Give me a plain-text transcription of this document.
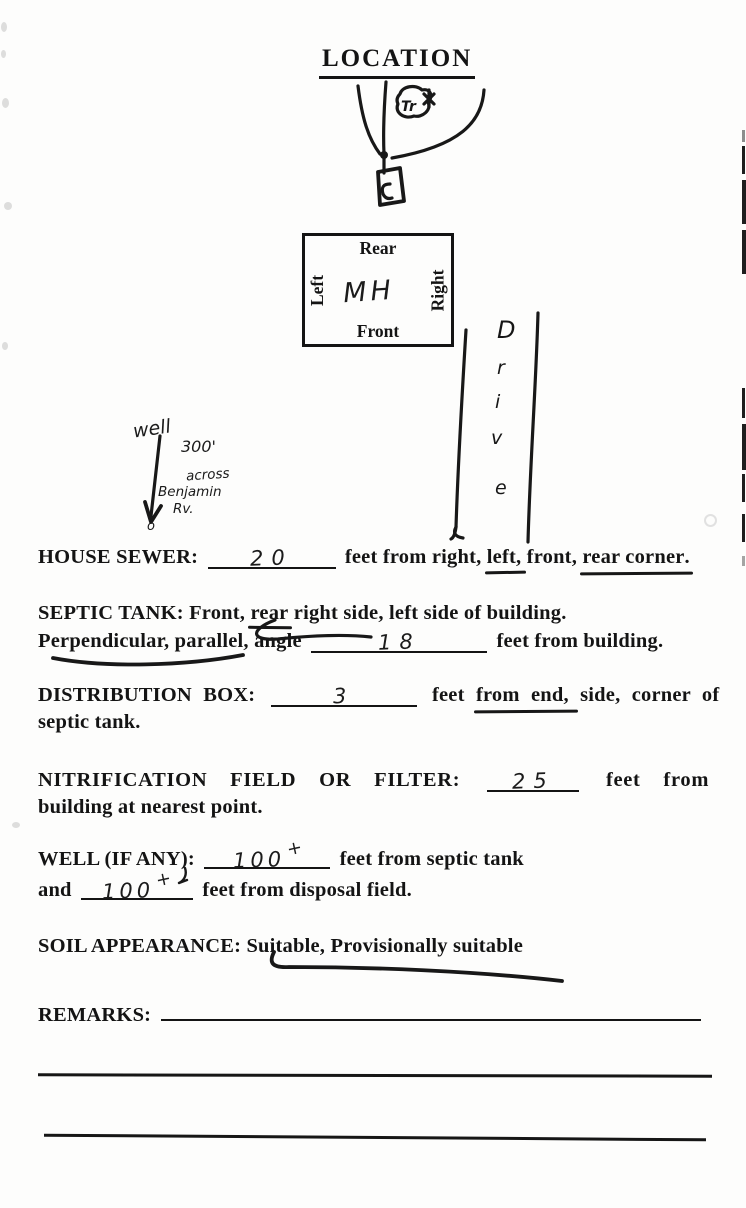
LOCATION
Tr
Rear
Front
Left	Right
MH
D
r
i
v
e
well
300'
across
Benjamin
Rv.
o
HOUSE SEWER: 20	feet from right, left, front, rear corner.
SEPTIC TANK: Front, rear right side, left side of building.
Perpendicular, parallel, angle	18	feet from building.
DISTRIBUTION BOX:	3	feet from end, side, corner of
septic tank.
NITRIFICATION FIELD OR FILTER: 25 feet from
building at nearest point.
WELL (IF ANY): 100+ feet from septic tank
and 100+ feet from disposal field.
SOIL APPEARANCE: Suitable, Provisionally suitable
REMARKS:
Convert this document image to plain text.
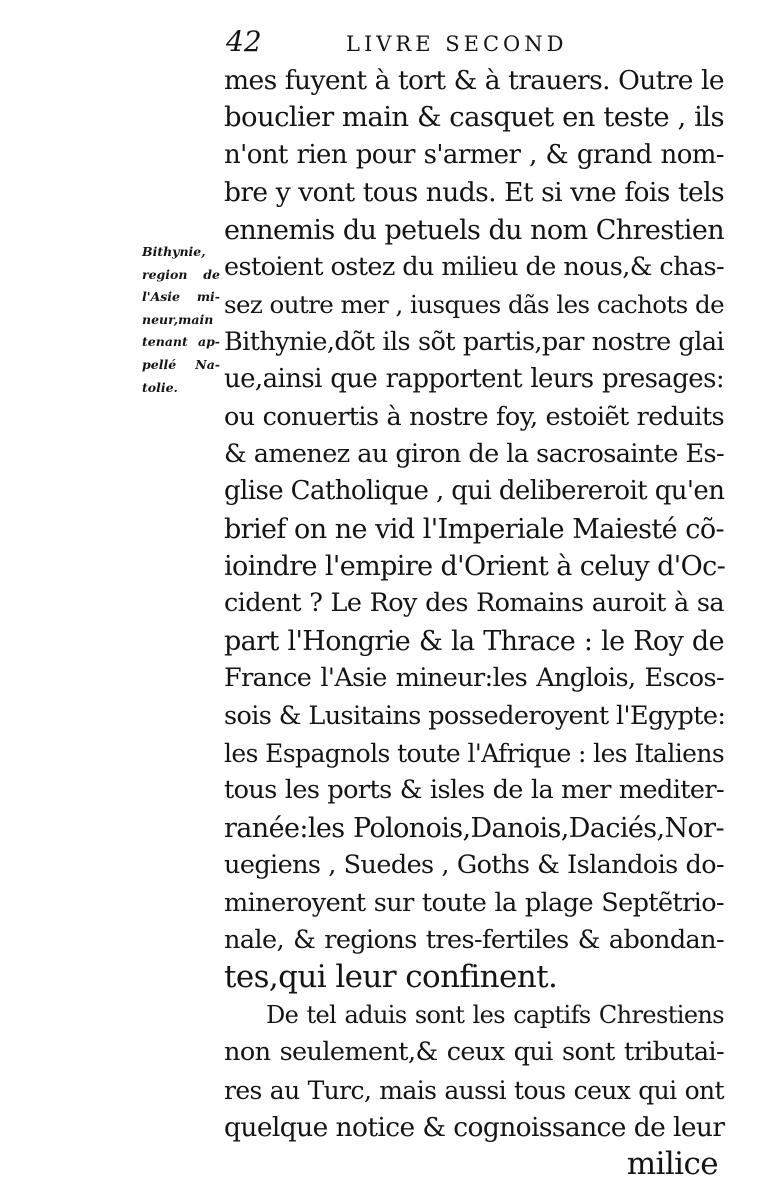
42	LIVRE SECOND
Bithynie,
region de
l'Asie mi-
neur,main
tenant ap-
pellé Na-
tolie.
mes fuyent à tort & à trauers. Outre le
bouclier main & casquet en teste , ils
n'ont rien pour s'armer , & grand nom-
bre y vont tous nuds. Et si vne fois tels
ennemis du petuels du nom Chrestien
estoient ostez du milieu de nous,& chas-
sez outre mer , iusques dãs les cachots de
Bithynie,dõt ils sõt partis,par nostre glai
ue,ainsi que rapportent leurs presages:
ou conuertis à nostre foy, estoiẽt reduits
& amenez au giron de la sacrosainte Es-
glise Catholique , qui delibereroit qu'en
brief on ne vid l'Imperiale Maiesté cõ-
ioindre l'empire d'Orient à celuy d'Oc-
cident ? Le Roy des Romains auroit à sa
part l'Hongrie & la Thrace : le Roy de
France l'Asie mineur:les Anglois, Escos-
sois & Lusitains possederoyent l'Egypte:
les Espagnols toute l'Afrique : les Italiens
tous les ports & isles de la mer mediter-
ranée:les Polonois,Danois,Daciés,Nor-
uegiens , Suedes , Goths & Islandois do-
mineroyent sur toute la plage Septẽtrio-
nale, & regions tres-fertiles & abondan-
tes,qui leur confinent.
De tel aduis sont les captifs Chrestiens
non seulement,& ceux qui sont tributai-
res au Turc, mais aussi tous ceux qui ont
quelque notice & cognoissance de leur
milice
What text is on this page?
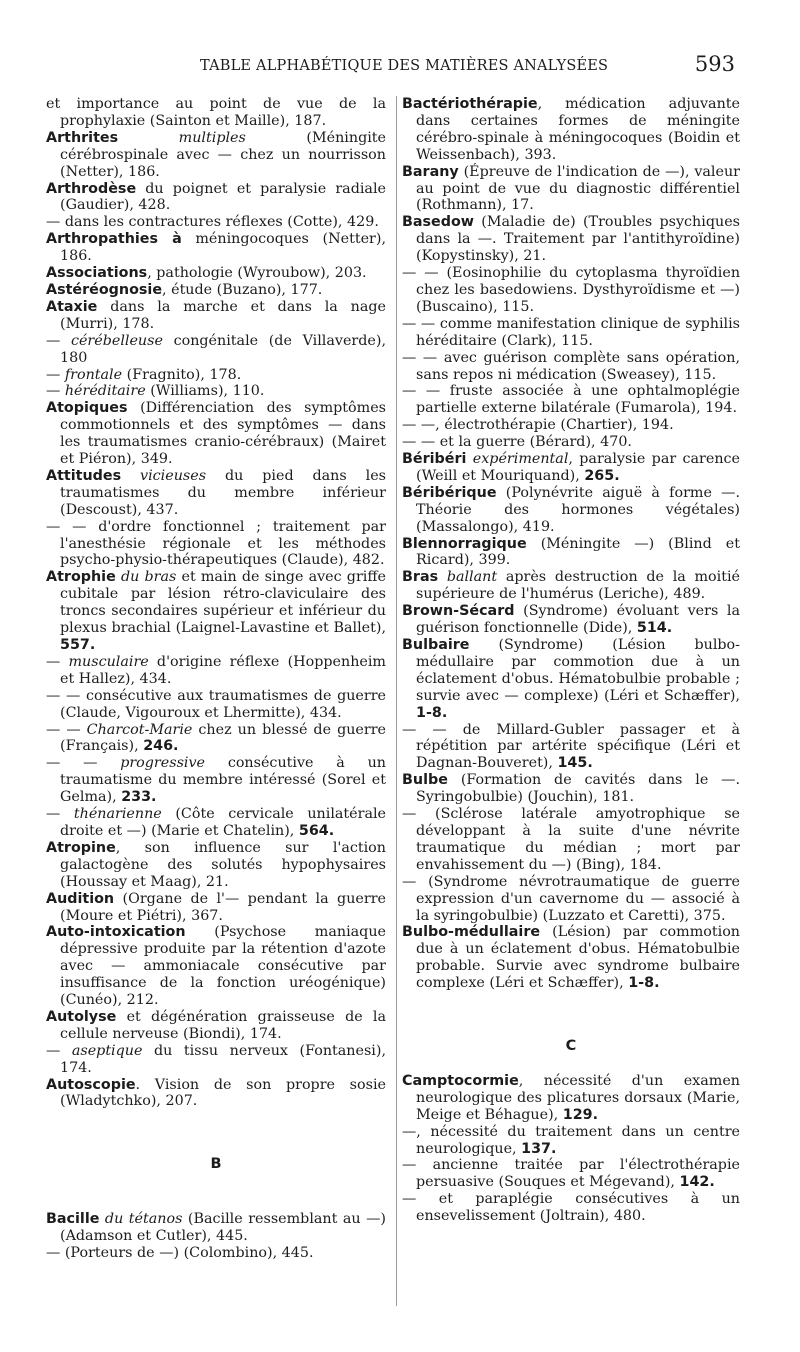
TABLE ALPHABÉTIQUE DES MATIÈRES ANALYSÉES	593

et importance au point de vue de la prophylaxie (Sainton et Maille), 187.

Arthrites	multiples	(Méningite cérébrospinale avec — chez un nourrisson (Netter), 186.

Arthrodèse du poignet et paralysie radiale (Gaudier), 428.

— dans les contractures réflexes (Cotte), 429.

Arthropathies à méningocoques (Netter), 186.

Associations, pathologie (Wyroubow), 203.

Astéréognosie, étude (Buzano), 177.

Ataxie dans la marche et dans la nage (Murri), 178.

— cérébelleuse congénitale (de Villaverde), 180

— frontale (Fragnito), 178.

— héréditaire (Williams), 110.

Atopiques (Différenciation des symptômes commotionnels et des symptômes — dans les traumatismes cranio-cérébraux) (Mairet et Piéron), 349.

Attitudes vicieuses du pied dans les traumatismes du membre inférieur (Descoust), 437.

— — d'ordre fonctionnel ; traitement par l'anesthésie régionale et les méthodes psycho-physio-thérapeutiques (Claude), 482.

Atrophie du bras et main de singe avec griffe cubitale par lésion rétro-claviculaire des troncs secondaires supérieur et inférieur du plexus brachial (Laignel-Lavastine et Ballet), 557.

— musculaire d'origine réflexe (Hoppenheim et Hallez), 434.

— — consécutive aux traumatismes de guerre (Claude, Vigouroux et Lhermitte), 434.

— — Charcot-Marie chez un blessé de guerre (Français), 246.

— — progressive consécutive à un traumatisme du membre intéressé (Sorel et Gelma), 233.

— thénarienne (Côte cervicale unilatérale droite et —) (Marie et Chatelin), 564.

Atropine, son influence sur l'action galactogène des solutés hypophysaires (Houssay et Maag), 21.

Audition (Organe de l'— pendant la guerre (Moure et Piétri), 367.

Auto-intoxication (Psychose maniaque dépressive produite par la rétention d'azote avec — ammoniacale consécutive par insuffisance de la fonction uréogénique) (Cunéo), 212.

Autolyse et dégénération graisseuse de la cellule nerveuse (Biondi), 174.

— aseptique du tissu nerveux (Fontanesi), 174.

Autoscopie. Vision de son propre sosie (Wladytchko), 207.

B

Bacille du tétanos (Bacille ressemblant au —) (Adamson et Cutler), 445.

— (Porteurs de —) (Colombino), 445.

Bactériothérapie, médication adjuvante dans certaines formes de méningite cérébro-spinale à méningocoques (Boidin et Weissenbach), 393.

Barany (Épreuve de l'indication de —), valeur au point de vue du diagnostic différentiel (Rothmann), 17.

Basedow (Maladie de) (Troubles psychiques dans la —. Traitement par l'antithyroïdine) (Kopystinsky), 21.

— — (Eosinophilie du cytoplasma thyroïdien chez les basedowiens. Dysthyroïdisme et —) (Buscaino), 115.

— — comme manifestation clinique de syphilis héréditaire (Clark), 115.

— — avec guérison complète sans opération, sans repos ni médication (Sweasey), 115.

— — fruste associée à une ophtalmoplégie partielle externe bilatérale (Fumarola), 194.

— —, électrothérapie (Chartier), 194.

— — et la guerre (Bérard), 470.

Béribéri expérimental, paralysie par carence (Weill et Mouriquand), 265.

Béribérique (Polynévrite aiguë à forme —. Théorie des hormones végétales) (Massalongo), 419.

Blennorragique (Méningite —) (Blind et Ricard), 399.

Bras ballant après destruction de la moitié supérieure de l'humérus (Leriche), 489.

Brown-Sécard (Syndrome) évoluant vers la guérison fonctionnelle (Dide), 514.

Bulbaire (Syndrome) (Lésion bulbo-médullaire par commotion due à un éclatement d'obus. Hématobulbie probable ; survie avec — complexe) (Léri et Schæffer), 1-8.

— — de Millard-Gubler passager et à répétition par artérite spécifique (Léri et Dagnan-Bouveret), 145.

Bulbe (Formation de cavités dans le —. Syringobulbie) (Jouchin), 181.

— (Sclérose latérale amyotrophique se développant à la suite d'une névrite traumatique du médian ; mort par envahissement du —) (Bing), 184.

— (Syndrome névrotraumatique de guerre expression d'un cavernome du — associé à la syringobulbie) (Luzzato et Caretti), 375.

Bulbo-médullaire (Lésion) par commotion due à un éclatement d'obus. Hématobulbie probable. Survie avec syndrome bulbaire complexe (Léri et Schæffer), 1-8.

C

Camptocormie, nécessité d'un examen neurologique des plicatures dorsaux (Marie, Meige et Béhague), 129.

—, nécessité du traitement dans un centre neurologique, 137.

— ancienne traitée par l'électrothérapie persuasive (Souques et Mégevand), 142.

— et paraplégie consécutives à un ensevelissement (Joltrain), 480.
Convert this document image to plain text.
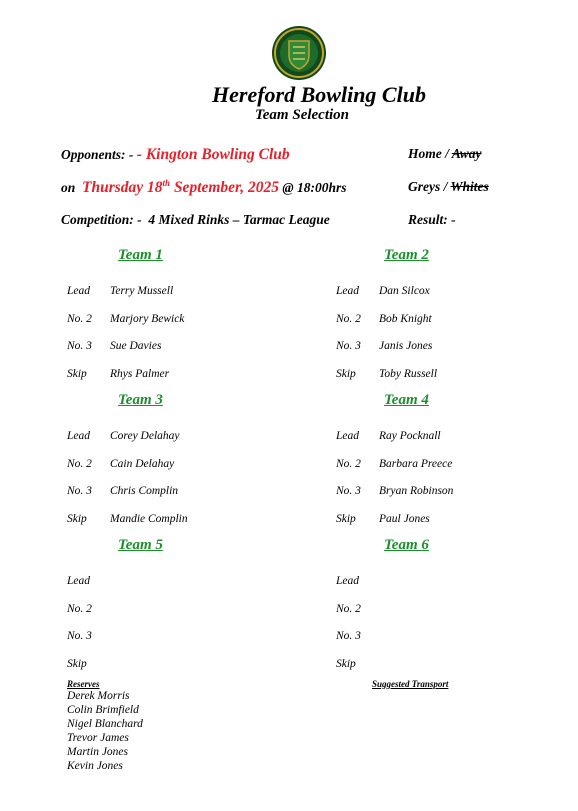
Hereford Bowling Club
Team Selection
Opponents: - - Kington Bowling Club	Home / Away
on Thursday 18th September, 2025 @ 18:00hrs	Greys / Whites
Competition: - 4 Mixed Rinks – Tarmac League	Result: -
Team 1
Lead Terry Mussell
No. 2 Marjory Bewick
No. 3 Sue Davies
Skip Rhys Palmer
Team 2
Lead Dan Silcox
No. 2 Bob Knight
No. 3 Janis Jones
Skip Toby Russell
Team 3
Lead Corey Delahay
No. 2 Cain Delahay
No. 3 Chris Complin
Skip Mandie Complin
Team 4
Lead Ray Pocknall
No. 2 Barbara Preece
No. 3 Bryan Robinson
Skip Paul Jones
Team 5
Lead
No. 2
No. 3
Skip
Team 6
Lead
No. 2
No. 3
Skip
Reserves	Suggested Transport
Derek Morris
Colin Brimfield
Nigel Blanchard
Trevor James
Martin Jones
Kevin Jones
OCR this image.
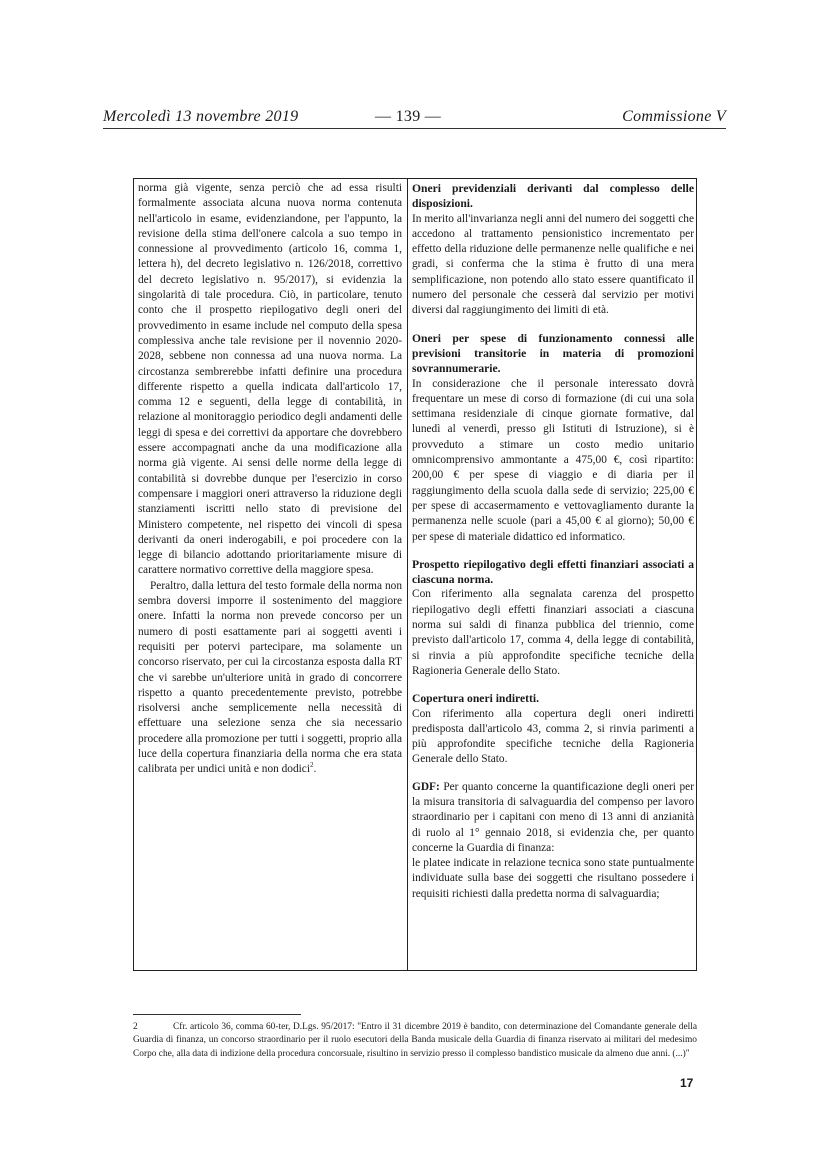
Mercoledì 13 novembre 2019	— 139 —	Commissione V

norma già vigente, senza perciò che ad essa risulti formalmente associata alcuna nuova norma contenuta nell'articolo in esame, evidenziandone, per l'appunto, la revisione della stima dell'onere calcola a suo tempo in connessione al provvedimento (articolo 16, comma 1, lettera h), del decreto legislativo n. 126/2018, correttivo del decreto legislativo n. 95/2017), si evidenzia la singolarità di tale procedura. Ciò, in particolare, tenuto conto che il prospetto riepilogativo degli oneri del provvedimento in esame include nel computo della spesa complessiva anche tale revisione per il novennio 2020-2028, sebbene non connessa ad una nuova norma. La circostanza sembrerebbe infatti definire una procedura differente rispetto a quella indicata dall'articolo 17, comma 12 e seguenti, della legge di contabilità, in relazione al monitoraggio periodico degli andamenti delle leggi di spesa e dei correttivi da apportare che dovrebbero essere accompagnati anche da una modificazione alla norma già vigente. Ai sensi delle norme della legge di contabilità si dovrebbe dunque per l'esercizio in corso compensare i maggiori oneri attraverso la riduzione degli stanziamenti iscritti nello stato di previsione del Ministero competente, nel rispetto dei vincoli di spesa derivanti da oneri inderogabili, e poi procedere con la legge di bilancio adottando prioritariamente misure di carattere normativo correttive della maggiore spesa.

Peraltro, dalla lettura del testo formale della norma non sembra doversi imporre il sostenimento del maggiore onere. Infatti la norma non prevede concorso per un numero di posti esattamente pari ai soggetti aventi i requisiti per potervi partecipare, ma solamente un concorso riservato, per cui la circostanza esposta dalla RT che vi sarebbe un'ulteriore unità in grado di concorrere rispetto a quanto precedentemente previsto, potrebbe risolversi anche semplicemente nella necessità di effettuare una selezione senza che sia necessario procedere alla promozione per tutti i soggetti, proprio alla luce della copertura finanziaria della norma che era stata calibrata per undici unità e non dodici$^2$.

Oneri previdenziali derivanti dal complesso delle disposizioni.

In merito all'invarianza negli anni del numero dei soggetti che accedono al trattamento pensionistico incrementato per effetto della riduzione delle permanenze nelle qualifiche e nei gradi, si conferma che la stima è frutto di una mera semplificazione, non potendo allo stato essere quantificato il numero del personale che cesserà dal servizio per motivi diversi dal raggiungimento dei limiti di età.

Oneri per spese di funzionamento connessi alle previsioni transitorie in materia di promozioni sovrannumerarie.

In considerazione che il personale interessato dovrà frequentare un mese di corso di formazione (di cui una sola settimana residenziale di cinque giornate formative, dal lunedì al venerdì, presso gli Istituti di Istruzione), si è provveduto a stimare un costo medio unitario omnicomprensivo ammontante a 475,00 €, così ripartito: 200,00 € per spese di viaggio e di diaria per il raggiungimento della scuola dalla sede di servizio; 225,00 € per spese di accasermamento e vettovagliamento durante la permanenza nelle scuole (pari a 45,00 € al giorno); 50,00 € per spese di materiale didattico ed informatico.

Prospetto riepilogativo degli effetti finanziari associati a ciascuna norma.

Con riferimento alla segnalata carenza del prospetto riepilogativo degli effetti finanziari associati a ciascuna norma sui saldi di finanza pubblica del triennio, come previsto dall'articolo 17, comma 4, della legge di contabilità, si rinvia a più approfondite specifiche tecniche della Ragioneria Generale dello Stato.

Copertura oneri indiretti.

Con riferimento alla copertura degli oneri indiretti predisposta dall'articolo 43, comma 2, si rinvia parimenti a più approfondite specifiche tecniche della Ragioneria Generale dello Stato.

GDF: Per quanto concerne la quantificazione degli oneri per la misura transitoria di salvaguardia del compenso per lavoro straordinario per i capitani con meno di 13 anni di anzianità di ruolo al 1° gennaio 2018, si evidenzia che, per quanto concerne la Guardia di finanza:

le platee indicate in relazione tecnica sono state puntualmente individuate sulla base dei soggetti che risultano possedere i requisiti richiesti dalla predetta norma di salvaguardia;

2	Cfr. articolo 36, comma 60-ter, D.Lgs. 95/2017: "Entro il 31 dicembre 2019 è bandito, con determinazione del Comandante generale della Guardia di finanza, un concorso straordinario per il ruolo esecutori della Banda musicale della Guardia di finanza riservato ai militari del medesimo Corpo che, alla data di indizione della procedura concorsuale, risultino in servizio presso il complesso bandistico musicale da almeno due anni. (...)"
17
* * * * *
▸ Exercise brief: From the material above, copy each line that includes the word "ceux".

▸ Task response:
non seulement,& ceux qui sont tributai-
res au Turc, mais aussi tous ceux qui ont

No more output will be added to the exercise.